◆ **Instructions to follow**
Copy out the lines that have "broken" in them.

Stored data:
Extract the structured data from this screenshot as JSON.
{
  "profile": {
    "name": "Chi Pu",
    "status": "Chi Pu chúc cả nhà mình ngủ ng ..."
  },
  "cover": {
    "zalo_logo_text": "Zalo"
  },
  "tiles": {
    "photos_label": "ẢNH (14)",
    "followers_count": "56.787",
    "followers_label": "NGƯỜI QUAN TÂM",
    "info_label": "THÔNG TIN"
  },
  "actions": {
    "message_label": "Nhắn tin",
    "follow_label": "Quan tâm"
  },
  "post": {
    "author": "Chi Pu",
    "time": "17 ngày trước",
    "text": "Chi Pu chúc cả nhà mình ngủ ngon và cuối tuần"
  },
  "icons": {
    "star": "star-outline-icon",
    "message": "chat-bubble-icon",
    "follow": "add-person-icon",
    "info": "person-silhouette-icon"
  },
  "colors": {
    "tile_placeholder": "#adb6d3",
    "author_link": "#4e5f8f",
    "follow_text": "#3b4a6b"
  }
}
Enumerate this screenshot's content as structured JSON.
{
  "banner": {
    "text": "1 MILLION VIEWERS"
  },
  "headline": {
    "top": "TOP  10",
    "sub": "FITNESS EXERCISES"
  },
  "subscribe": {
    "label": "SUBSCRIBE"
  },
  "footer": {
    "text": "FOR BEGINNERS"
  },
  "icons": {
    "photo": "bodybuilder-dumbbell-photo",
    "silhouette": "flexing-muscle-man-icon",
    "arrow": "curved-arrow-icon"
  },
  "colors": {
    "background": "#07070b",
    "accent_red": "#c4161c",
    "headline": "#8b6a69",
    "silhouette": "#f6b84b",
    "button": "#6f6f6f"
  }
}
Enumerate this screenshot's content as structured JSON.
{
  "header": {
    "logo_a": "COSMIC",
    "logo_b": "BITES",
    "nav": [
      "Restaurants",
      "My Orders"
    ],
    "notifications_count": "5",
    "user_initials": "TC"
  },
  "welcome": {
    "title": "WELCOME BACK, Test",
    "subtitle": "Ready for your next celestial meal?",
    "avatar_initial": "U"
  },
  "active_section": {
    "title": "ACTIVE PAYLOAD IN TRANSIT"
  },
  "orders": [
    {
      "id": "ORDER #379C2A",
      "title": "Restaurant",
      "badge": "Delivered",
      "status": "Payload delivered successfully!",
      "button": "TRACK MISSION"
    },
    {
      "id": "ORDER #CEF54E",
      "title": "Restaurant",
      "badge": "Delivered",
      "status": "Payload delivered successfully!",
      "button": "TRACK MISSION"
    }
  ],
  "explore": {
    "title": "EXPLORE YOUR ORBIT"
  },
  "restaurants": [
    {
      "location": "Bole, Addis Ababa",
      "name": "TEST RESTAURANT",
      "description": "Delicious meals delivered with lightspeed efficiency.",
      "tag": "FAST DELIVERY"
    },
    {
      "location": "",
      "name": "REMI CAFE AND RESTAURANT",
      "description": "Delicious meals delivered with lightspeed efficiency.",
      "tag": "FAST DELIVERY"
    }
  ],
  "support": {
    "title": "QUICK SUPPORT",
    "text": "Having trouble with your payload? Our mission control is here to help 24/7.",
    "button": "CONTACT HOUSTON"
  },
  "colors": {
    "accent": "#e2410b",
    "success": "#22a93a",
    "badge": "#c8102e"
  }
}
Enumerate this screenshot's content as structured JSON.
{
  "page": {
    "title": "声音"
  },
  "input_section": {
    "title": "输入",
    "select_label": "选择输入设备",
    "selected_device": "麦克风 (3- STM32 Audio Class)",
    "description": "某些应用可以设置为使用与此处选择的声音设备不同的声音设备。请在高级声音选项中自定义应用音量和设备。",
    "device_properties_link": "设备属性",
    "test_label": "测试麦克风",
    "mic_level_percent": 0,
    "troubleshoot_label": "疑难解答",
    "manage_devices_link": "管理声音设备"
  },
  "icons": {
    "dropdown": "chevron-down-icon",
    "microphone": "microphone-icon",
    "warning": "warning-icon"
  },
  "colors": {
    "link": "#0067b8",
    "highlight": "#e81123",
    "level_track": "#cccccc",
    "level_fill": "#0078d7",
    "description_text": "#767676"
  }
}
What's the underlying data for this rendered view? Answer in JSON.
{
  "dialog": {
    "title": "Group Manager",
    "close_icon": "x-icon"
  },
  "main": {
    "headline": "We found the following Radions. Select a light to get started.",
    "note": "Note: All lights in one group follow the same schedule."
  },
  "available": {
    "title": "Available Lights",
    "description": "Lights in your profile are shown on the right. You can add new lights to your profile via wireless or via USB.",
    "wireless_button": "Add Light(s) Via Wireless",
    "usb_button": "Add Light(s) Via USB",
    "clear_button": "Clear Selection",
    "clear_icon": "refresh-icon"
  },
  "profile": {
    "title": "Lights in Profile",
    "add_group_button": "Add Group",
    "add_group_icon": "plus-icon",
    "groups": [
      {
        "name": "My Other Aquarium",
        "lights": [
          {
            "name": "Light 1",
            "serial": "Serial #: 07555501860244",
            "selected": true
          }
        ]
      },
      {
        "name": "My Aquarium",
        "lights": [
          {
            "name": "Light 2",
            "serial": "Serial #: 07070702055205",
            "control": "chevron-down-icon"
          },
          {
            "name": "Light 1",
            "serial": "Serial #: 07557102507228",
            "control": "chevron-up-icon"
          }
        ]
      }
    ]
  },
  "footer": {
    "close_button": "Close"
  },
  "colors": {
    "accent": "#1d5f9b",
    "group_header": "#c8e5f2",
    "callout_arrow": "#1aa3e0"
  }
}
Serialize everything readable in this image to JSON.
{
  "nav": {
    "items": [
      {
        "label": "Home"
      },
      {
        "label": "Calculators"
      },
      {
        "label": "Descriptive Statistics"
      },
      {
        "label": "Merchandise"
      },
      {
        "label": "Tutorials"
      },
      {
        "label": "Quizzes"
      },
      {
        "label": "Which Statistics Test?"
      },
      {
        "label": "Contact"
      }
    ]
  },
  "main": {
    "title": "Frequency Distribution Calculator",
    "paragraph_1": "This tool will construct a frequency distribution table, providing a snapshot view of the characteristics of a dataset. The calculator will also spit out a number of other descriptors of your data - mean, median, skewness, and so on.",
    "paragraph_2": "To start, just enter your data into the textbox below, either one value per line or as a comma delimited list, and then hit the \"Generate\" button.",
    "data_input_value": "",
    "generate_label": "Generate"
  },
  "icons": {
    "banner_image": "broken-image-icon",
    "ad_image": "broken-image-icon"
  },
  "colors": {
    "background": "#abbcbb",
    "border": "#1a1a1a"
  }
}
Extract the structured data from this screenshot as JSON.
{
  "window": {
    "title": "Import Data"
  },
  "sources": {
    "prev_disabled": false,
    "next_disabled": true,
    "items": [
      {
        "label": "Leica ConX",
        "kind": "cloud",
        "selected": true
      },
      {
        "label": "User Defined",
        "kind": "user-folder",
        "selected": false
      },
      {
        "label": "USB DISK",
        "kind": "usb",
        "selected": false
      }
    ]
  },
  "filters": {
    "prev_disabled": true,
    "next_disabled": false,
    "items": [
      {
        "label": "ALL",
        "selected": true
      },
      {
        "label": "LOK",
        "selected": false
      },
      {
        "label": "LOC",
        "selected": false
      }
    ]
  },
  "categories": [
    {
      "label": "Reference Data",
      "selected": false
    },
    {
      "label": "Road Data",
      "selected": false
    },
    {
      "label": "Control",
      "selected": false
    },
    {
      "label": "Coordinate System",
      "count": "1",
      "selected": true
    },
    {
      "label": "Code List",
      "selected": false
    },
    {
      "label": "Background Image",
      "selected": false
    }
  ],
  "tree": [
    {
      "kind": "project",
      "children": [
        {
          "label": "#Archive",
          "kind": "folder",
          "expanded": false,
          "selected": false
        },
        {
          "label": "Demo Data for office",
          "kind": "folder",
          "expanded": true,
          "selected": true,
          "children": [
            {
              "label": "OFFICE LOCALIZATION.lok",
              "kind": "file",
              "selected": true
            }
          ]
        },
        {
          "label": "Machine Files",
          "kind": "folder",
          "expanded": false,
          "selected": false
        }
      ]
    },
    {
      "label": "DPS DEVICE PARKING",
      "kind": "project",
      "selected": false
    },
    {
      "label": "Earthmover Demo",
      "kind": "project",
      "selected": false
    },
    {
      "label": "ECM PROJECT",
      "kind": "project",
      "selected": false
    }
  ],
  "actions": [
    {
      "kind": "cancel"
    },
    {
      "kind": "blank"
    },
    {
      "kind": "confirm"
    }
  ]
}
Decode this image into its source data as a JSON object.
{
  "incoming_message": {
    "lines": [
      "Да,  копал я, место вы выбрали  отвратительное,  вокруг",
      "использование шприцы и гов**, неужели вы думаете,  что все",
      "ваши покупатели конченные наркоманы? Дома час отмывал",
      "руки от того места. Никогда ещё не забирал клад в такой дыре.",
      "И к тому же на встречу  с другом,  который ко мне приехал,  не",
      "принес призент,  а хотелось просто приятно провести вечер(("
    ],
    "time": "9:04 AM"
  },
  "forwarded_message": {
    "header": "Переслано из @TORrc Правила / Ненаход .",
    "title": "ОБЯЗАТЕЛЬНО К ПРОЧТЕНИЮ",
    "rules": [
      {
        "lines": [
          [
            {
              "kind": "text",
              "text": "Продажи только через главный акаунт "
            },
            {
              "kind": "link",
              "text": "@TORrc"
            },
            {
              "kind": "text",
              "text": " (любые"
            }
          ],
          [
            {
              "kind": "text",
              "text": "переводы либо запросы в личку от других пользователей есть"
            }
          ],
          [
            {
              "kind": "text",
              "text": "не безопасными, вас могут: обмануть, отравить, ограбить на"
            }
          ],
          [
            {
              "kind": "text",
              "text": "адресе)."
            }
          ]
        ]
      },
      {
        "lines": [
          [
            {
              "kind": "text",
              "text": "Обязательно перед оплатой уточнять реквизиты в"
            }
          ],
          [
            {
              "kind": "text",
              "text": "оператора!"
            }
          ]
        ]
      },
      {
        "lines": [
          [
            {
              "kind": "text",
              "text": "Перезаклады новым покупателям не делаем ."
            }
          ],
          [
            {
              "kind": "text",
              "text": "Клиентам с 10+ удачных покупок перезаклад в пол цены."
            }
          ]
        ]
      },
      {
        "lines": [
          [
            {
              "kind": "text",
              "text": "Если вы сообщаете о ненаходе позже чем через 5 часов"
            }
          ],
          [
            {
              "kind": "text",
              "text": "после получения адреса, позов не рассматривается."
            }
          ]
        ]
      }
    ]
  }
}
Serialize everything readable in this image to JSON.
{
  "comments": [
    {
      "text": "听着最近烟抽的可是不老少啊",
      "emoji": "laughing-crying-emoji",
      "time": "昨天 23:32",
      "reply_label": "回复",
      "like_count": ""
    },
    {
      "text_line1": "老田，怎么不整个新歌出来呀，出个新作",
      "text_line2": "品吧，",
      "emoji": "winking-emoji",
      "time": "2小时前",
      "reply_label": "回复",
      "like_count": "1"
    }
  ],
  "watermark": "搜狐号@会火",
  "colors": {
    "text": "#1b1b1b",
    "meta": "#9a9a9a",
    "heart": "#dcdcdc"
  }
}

◆ **Final result**
    "banner_image": "broken-image-icon",
    "ad_image": "broken-image-icon"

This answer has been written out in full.